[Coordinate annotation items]

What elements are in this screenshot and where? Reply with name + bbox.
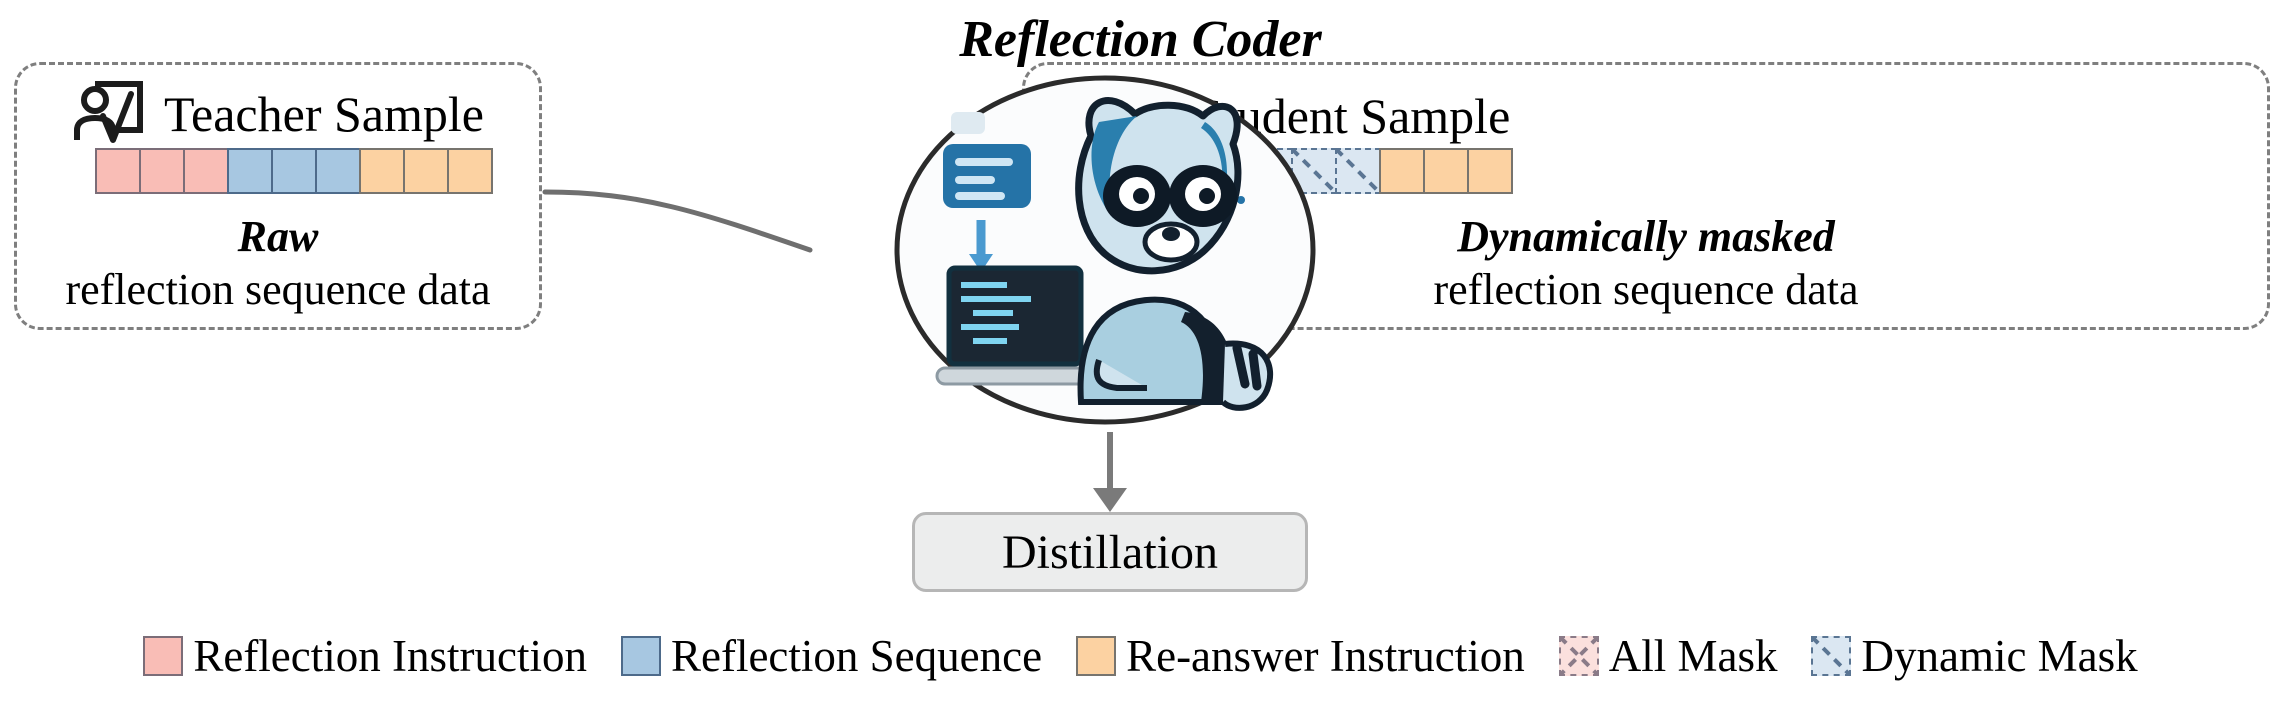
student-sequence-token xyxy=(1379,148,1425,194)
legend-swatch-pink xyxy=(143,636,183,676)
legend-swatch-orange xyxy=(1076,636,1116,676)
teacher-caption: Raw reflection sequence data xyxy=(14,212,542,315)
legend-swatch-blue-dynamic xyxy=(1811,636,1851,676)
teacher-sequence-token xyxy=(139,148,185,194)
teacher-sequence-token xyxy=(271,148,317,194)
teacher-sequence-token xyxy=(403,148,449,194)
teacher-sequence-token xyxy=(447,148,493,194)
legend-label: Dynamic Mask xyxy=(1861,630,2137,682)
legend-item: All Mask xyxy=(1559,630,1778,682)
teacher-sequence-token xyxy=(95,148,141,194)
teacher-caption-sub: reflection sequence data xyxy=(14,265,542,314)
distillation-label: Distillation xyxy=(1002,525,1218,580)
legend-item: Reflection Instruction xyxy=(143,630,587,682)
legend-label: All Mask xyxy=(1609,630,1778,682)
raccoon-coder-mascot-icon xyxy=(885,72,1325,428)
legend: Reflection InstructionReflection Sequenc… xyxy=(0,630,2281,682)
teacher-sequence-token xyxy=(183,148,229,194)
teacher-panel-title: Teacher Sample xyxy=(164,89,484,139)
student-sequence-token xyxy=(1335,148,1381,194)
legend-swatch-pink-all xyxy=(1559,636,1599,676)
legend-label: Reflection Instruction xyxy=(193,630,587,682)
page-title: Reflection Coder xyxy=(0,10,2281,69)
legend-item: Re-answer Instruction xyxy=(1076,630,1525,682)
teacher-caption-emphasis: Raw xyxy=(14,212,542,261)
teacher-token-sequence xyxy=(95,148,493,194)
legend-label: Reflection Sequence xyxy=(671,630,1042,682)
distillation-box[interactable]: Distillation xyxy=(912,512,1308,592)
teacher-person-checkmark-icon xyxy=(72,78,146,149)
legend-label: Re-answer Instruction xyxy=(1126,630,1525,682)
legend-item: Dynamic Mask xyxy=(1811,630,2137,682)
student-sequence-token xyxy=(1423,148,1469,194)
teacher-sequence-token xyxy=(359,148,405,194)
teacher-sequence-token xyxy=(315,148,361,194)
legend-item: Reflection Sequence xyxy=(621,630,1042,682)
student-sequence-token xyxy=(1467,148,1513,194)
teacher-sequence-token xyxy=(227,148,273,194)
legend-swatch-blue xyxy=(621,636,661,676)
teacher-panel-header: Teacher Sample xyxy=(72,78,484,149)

--- Given instruction ---
Rewrite every line of the items above as a Markdown table with the columns "Row" and "Line," numbering the rows in order. Leave out blank lines and the pictures.

--- Worked answer ---
| Row | Line |
|---|---|
| 1 | What elements are in this screenshot and where? Reply with name + bbox. |
| 2 | student-sequence-token xyxy=(1379,148,1425,194) |
| 3 | legend-swatch-pink xyxy=(143,636,183,676) |
| 4 | legend-swatch-orange xyxy=(1076,636,1116,676) |
| 5 | teacher-caption: Raw reflection sequence data xyxy=(14,212,542,315) |
| 6 | legend-swatch-blue-dynamic xyxy=(1811,636,1851,676) |
| 7 | teacher-sequence-token xyxy=(139,148,185,194) |
| 8 | teacher-sequence-token xyxy=(271,148,317,194) |
| 9 | teacher-sequence-token xyxy=(403,148,449,194) |
| 10 | teacher-sequence-token xyxy=(447,148,493,194) |
| 11 | legend-label: Dynamic Mask xyxy=(1861,630,2137,682) |
| 12 | legend-item: All Mask xyxy=(1559,630,1778,682) |
| 13 | teacher-sequence-token xyxy=(95,148,141,194) |
| 14 | teacher-caption-sub: reflection sequence data xyxy=(14,265,542,314) |
| 15 | distillation-label: Distillation xyxy=(1002,525,1218,580) |
| 16 | legend-item: Reflection Instruction xyxy=(143,630,587,682) |
| 17 | legend-label: All Mask xyxy=(1609,630,1778,682) |
| 18 | raccoon-coder-mascot-icon xyxy=(885,72,1325,428) |
| 19 | legend: Reflection InstructionReflection Sequenc… xyxy=(0,630,2281,682) |
| 20 | teacher-sequence-token xyxy=(183,148,229,194) |
| 21 | teacher-panel-title: Teacher Sample xyxy=(164,89,484,139) |
| 22 | student-sequence-token xyxy=(1335,148,1381,194) |
| 23 | legend-swatch-pink-all xyxy=(1559,636,1599,676) |
| 24 | legend-label: Reflection Instruction xyxy=(193,630,587,682) |
| 25 | page-title: Reflection Coder xyxy=(0,10,2281,69) |
| 26 | legend-item: Re-answer Instruction xyxy=(1076,630,1525,682) |
| 27 | teacher-caption-emphasis: Raw xyxy=(14,212,542,261) |
| 28 | teacher-token-sequence xyxy=(95,148,493,194) |
| 29 | legend-label: Reflection Sequence xyxy=(671,630,1042,682) |
| 30 | distillation-box[interactable]: Distillation xyxy=(912,512,1308,592) |
| 31 | teacher-person-checkmark-icon xyxy=(72,78,146,149) |
| 32 | legend-label: Re-answer Instruction xyxy=(1126,630,1525,682) |
| 33 | legend-item: Dynamic Mask xyxy=(1811,630,2137,682) |
| 34 | student-sequence-token xyxy=(1423,148,1469,194) |
| 35 | teacher-sequence-token xyxy=(359,148,405,194) |
| 36 | teacher-sequence-token xyxy=(315,148,361,194) |
| 37 | legend-item: Reflection Sequence xyxy=(621,630,1042,682) |
| 38 | student-sequence-token xyxy=(1467,148,1513,194) |
| 39 | teacher-sequence-token xyxy=(227,148,273,194) |
| 40 | legend-swatch-blue xyxy=(621,636,661,676) |
| 41 | teacher-panel-header: Teacher Sample xyxy=(72,78,484,149) |